AIM OF THE EXERCISE: Repeat every entry exactly. Leave nothing out.

(Extracts from a graphics dataset)
* * *

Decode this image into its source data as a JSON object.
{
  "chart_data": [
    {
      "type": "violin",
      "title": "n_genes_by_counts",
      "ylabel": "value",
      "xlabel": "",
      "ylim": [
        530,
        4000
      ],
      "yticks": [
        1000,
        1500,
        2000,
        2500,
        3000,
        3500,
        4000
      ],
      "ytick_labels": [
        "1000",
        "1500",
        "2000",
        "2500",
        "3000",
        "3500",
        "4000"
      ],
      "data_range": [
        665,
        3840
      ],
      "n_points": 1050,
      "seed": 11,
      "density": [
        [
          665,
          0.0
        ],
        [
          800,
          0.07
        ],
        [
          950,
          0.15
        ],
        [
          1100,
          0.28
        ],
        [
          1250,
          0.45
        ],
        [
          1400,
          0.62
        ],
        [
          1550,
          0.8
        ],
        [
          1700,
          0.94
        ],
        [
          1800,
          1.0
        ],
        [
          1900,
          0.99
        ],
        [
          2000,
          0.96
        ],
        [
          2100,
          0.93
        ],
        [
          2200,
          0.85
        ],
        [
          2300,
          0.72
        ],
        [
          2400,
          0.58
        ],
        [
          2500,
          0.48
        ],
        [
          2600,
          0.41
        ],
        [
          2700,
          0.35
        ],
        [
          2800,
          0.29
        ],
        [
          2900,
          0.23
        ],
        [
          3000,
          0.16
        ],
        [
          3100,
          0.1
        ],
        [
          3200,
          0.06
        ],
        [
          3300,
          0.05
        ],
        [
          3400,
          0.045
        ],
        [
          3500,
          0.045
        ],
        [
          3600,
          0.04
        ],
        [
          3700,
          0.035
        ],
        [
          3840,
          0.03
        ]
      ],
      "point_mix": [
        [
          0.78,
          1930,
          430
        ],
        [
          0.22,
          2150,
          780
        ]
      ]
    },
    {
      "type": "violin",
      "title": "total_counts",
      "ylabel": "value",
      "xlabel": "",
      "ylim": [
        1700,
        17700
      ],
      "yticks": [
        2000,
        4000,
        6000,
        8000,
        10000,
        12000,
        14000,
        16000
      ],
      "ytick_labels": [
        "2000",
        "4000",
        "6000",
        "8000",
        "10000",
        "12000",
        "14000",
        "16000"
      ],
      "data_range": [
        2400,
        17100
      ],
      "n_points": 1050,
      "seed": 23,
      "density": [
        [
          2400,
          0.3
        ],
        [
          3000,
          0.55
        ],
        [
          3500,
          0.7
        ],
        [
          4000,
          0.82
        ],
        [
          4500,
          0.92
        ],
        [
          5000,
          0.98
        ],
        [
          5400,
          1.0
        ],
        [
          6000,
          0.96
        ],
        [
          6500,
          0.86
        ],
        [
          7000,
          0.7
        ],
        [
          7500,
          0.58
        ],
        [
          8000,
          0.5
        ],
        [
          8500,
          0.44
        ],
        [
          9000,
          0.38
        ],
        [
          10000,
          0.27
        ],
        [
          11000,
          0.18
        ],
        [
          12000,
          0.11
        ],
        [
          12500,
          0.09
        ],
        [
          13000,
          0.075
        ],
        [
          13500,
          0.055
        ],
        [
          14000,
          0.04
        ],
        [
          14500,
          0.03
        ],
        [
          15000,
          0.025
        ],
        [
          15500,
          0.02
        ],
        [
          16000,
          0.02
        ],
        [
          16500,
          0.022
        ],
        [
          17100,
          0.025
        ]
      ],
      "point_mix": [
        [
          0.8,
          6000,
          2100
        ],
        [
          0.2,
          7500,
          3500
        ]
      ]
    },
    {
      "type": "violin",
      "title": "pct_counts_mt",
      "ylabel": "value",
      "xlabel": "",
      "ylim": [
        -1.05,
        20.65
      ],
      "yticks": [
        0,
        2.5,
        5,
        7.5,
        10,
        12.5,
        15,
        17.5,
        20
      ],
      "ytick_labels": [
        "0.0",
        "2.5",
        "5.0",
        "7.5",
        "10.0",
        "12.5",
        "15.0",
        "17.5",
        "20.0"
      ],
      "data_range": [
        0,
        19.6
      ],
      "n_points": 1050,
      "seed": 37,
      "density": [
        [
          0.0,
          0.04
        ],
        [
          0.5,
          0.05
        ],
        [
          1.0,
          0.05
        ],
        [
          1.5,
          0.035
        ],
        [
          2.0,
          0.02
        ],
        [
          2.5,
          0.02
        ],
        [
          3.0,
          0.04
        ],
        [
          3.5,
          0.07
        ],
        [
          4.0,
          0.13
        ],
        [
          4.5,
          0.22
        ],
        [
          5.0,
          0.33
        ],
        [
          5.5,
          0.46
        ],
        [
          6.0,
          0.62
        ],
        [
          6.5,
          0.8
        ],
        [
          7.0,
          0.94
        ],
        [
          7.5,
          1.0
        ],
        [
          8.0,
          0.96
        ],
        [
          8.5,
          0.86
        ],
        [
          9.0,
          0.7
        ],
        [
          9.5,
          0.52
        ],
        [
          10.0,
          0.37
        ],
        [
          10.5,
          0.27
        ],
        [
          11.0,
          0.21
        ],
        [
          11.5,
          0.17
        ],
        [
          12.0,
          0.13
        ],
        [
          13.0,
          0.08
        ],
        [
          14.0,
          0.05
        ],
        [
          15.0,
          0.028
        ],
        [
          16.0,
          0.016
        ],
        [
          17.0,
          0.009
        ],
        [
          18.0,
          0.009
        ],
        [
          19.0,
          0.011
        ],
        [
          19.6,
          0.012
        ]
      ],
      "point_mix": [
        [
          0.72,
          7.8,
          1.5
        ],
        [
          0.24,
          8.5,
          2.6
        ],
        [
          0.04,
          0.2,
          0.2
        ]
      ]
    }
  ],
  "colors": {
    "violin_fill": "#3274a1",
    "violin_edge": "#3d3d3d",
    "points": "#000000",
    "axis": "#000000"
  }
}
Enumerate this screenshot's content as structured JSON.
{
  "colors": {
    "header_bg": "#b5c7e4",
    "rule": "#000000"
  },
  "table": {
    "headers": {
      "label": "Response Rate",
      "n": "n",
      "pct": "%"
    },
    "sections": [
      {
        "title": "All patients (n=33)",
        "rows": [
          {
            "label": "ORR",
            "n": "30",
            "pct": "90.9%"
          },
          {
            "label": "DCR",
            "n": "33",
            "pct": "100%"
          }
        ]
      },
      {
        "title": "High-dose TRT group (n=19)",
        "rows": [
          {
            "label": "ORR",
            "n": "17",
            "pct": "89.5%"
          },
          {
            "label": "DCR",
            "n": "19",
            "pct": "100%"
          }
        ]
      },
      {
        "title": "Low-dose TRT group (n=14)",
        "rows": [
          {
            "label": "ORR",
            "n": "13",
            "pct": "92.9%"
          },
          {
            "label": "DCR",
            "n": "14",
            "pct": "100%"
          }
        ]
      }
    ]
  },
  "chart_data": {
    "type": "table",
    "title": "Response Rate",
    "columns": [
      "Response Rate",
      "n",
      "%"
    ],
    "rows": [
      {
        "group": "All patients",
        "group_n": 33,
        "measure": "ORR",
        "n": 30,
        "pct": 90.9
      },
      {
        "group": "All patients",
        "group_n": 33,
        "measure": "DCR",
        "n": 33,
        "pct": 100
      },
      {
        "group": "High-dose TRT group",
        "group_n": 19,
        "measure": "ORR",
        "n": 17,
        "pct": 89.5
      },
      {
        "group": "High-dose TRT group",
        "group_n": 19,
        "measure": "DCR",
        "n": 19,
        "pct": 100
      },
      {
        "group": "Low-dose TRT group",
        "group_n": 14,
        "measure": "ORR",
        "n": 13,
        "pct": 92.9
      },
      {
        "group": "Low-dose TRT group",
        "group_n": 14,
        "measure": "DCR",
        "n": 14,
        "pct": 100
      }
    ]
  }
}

* * *

RESULT OF THIS EXERCISE:
Decode this image into its source data as a JSON object.
{
  "chart_data": [
    {
      "type": "violin",
      "title": "n_genes_by_counts",
      "ylabel": "value",
      "xlabel": "",
      "ylim": [
        530,
        4000
      ],
      "yticks": [
        1000,
        1500,
        2000,
        2500,
        3000,
        3500,
        4000
      ],
      "ytick_labels": [
        "1000",
        "1500",
        "2000",
        "2500",
        "3000",
        "3500",
        "4000"
      ],
      "data_range": [
        665,
        3840
      ],
      "n_points": 1050,
      "seed": 11,
      "density": [
        [
          665,
          0.0
        ],
        [
          800,
          0.07
        ],
        [
          950,
          0.15
        ],
        [
          1100,
          0.28
        ],
        [
          1250,
          0.45
        ],
        [
          1400,
          0.62
        ],
        [
          1550,
          0.8
        ],
        [
          1700,
          0.94
        ],
        [
          1800,
          1.0
        ],
        [
          1900,
          0.99
        ],
        [
          2000,
          0.96
        ],
        [
          2100,
          0.93
        ],
        [
          2200,
          0.85
        ],
        [
          2300,
          0.72
        ],
        [
          2400,
          0.58
        ],
        [
          2500,
          0.48
        ],
        [
          2600,
          0.41
        ],
        [
          2700,
          0.35
        ],
        [
          2800,
          0.29
        ],
        [
          2900,
          0.23
        ],
        [
          3000,
          0.16
        ],
        [
          3100,
          0.1
        ],
        [
          3200,
          0.06
        ],
        [
          3300,
          0.05
        ],
        [
          3400,
          0.045
        ],
        [
          3500,
          0.045
        ],
        [
          3600,
          0.04
        ],
        [
          3700,
          0.035
        ],
        [
          3840,
          0.03
        ]
      ],
      "point_mix": [
        [
          0.78,
          1930,
          430
        ],
        [
          0.22,
          2150,
          780
        ]
      ]
    },
    {
      "type": "violin",
      "title": "total_counts",
      "ylabel": "value",
      "xlabel": "",
      "ylim": [
        1700,
        17700
      ],
      "yticks": [
        2000,
        4000,
        6000,
        8000,
        10000,
        12000,
        14000,
        16000
      ],
      "ytick_labels": [
        "2000",
        "4000",
        "6000",
        "8000",
        "10000",
        "12000",
        "14000",
        "16000"
      ],
      "data_range": [
        2400,
        17100
      ],
      "n_points": 1050,
      "seed": 23,
      "density": [
        [
          2400,
          0.3
        ],
        [
          3000,
          0.55
        ],
        [
          3500,
          0.7
        ],
        [
          4000,
          0.82
        ],
        [
          4500,
          0.92
        ],
        [
          5000,
          0.98
        ],
        [
          5400,
          1.0
        ],
        [
          6000,
          0.96
        ],
        [
          6500,
          0.86
        ],
        [
          7000,
          0.7
        ],
        [
          7500,
          0.58
        ],
        [
          8000,
          0.5
        ],
        [
          8500,
          0.44
        ],
        [
          9000,
          0.38
        ],
        [
          10000,
          0.27
        ],
        [
          11000,
          0.18
        ],
        [
          12000,
          0.11
        ],
        [
          12500,
          0.09
        ],
        [
          13000,
          0.075
        ],
        [
          13500,
          0.055
        ],
        [
          14000,
          0.04
        ],
        [
          14500,
          0.03
        ],
        [
          15000,
          0.025
        ],
        [
          15500,
          0.02
        ],
        [
          16000,
          0.02
        ],
        [
          16500,
          0.022
        ],
        [
          17100,
          0.025
        ]
      ],
      "point_mix": [
        [
          0.8,
          6000,
          2100
        ],
        [
          0.2,
          7500,
          3500
        ]
      ]
    },
    {
      "type": "violin",
      "title": "pct_counts_mt",
      "ylabel": "value",
      "xlabel": "",
      "ylim": [
        -1.05,
        20.65
      ],
      "yticks": [
        0,
        2.5,
        5,
        7.5,
        10,
        12.5,
        15,
        17.5,
        20
      ],
      "ytick_labels": [
        "0.0",
        "2.5",
        "5.0",
        "7.5",
        "10.0",
        "12.5",
        "15.0",
        "17.5",
        "20.0"
      ],
      "data_range": [
        0,
        19.6
      ],
      "n_points": 1050,
      "seed": 37,
      "density": [
        [
          0.0,
          0.04
        ],
        [
          0.5,
          0.05
        ],
        [
          1.0,
          0.05
        ],
        [
          1.5,
          0.035
        ],
        [
          2.0,
          0.02
        ],
        [
          2.5,
          0.02
        ],
        [
          3.0,
          0.04
        ],
        [
          3.5,
          0.07
        ],
        [
          4.0,
          0.13
        ],
        [
          4.5,
          0.22
        ],
        [
          5.0,
          0.33
        ],
        [
          5.5,
          0.46
        ],
        [
          6.0,
          0.62
        ],
        [
          6.5,
          0.8
        ],
        [
          7.0,
          0.94
        ],
        [
          7.5,
          1.0
        ],
        [
          8.0,
          0.96
        ],
        [
          8.5,
          0.86
        ],
        [
          9.0,
          0.7
        ],
        [
          9.5,
          0.52
        ],
        [
          10.0,
          0.37
        ],
        [
          10.5,
          0.27
        ],
        [
          11.0,
          0.21
        ],
        [
          11.5,
          0.17
        ],
        [
          12.0,
          0.13
        ],
        [
          13.0,
          0.08
        ],
        [
          14.0,
          0.05
        ],
        [
          15.0,
          0.028
        ],
        [
          16.0,
          0.016
        ],
        [
          17.0,
          0.009
        ],
        [
          18.0,
          0.009
        ],
        [
          19.0,
          0.011
        ],
        [
          19.6,
          0.012
        ]
      ],
      "point_mix": [
        [
          0.72,
          7.8,
          1.5
        ],
        [
          0.24,
          8.5,
          2.6
        ],
        [
          0.04,
          0.2,
          0.2
        ]
      ]
    }
  ],
  "colors": {
    "violin_fill": "#3274a1",
    "violin_edge": "#3d3d3d",
    "points": "#000000",
    "axis": "#000000"
  }
}
Enumerate this screenshot's content as structured JSON.
{
  "colors": {
    "header_bg": "#b5c7e4",
    "rule": "#000000"
  },
  "table": {
    "headers": {
      "label": "Response Rate",
      "n": "n",
      "pct": "%"
    },
    "sections": [
      {
        "title": "All patients (n=33)",
        "rows": [
          {
            "label": "ORR",
            "n": "30",
            "pct": "90.9%"
          },
          {
            "label": "DCR",
            "n": "33",
            "pct": "100%"
          }
        ]
      },
      {
        "title": "High-dose TRT group (n=19)",
        "rows": [
          {
            "label": "ORR",
            "n": "17",
            "pct": "89.5%"
          },
          {
            "label": "DCR",
            "n": "19",
            "pct": "100%"
          }
        ]
      },
      {
        "title": "Low-dose TRT group (n=14)",
        "rows": [
          {
            "label": "ORR",
            "n": "13",
            "pct": "92.9%"
          },
          {
            "label": "DCR",
            "n": "14",
            "pct": "100%"
          }
        ]
      }
    ]
  },
  "chart_data": {
    "type": "table",
    "title": "Response Rate",
    "columns": [
      "Response Rate",
      "n",
      "%"
    ],
    "rows": [
      {
        "group": "All patients",
        "group_n": 33,
        "measure": "ORR",
        "n": 30,
        "pct": 90.9
      },
      {
        "group": "All patients",
        "group_n": 33,
        "measure": "DCR",
        "n": 33,
        "pct": 100
      },
      {
        "group": "High-dose TRT group",
        "group_n": 19,
        "measure": "ORR",
        "n": 17,
        "pct": 89.5
      },
      {
        "group": "High-dose TRT group",
        "group_n": 19,
        "measure": "DCR",
        "n": 19,
        "pct": 100
      },
      {
        "group": "Low-dose TRT group",
        "group_n": 14,
        "measure": "ORR",
        "n": 13,
        "pct": 92.9
      },
      {
        "group": "Low-dose TRT group",
        "group_n": 14,
        "measure": "DCR",
        "n": 14,
        "pct": 100
      }
    ]
  }
}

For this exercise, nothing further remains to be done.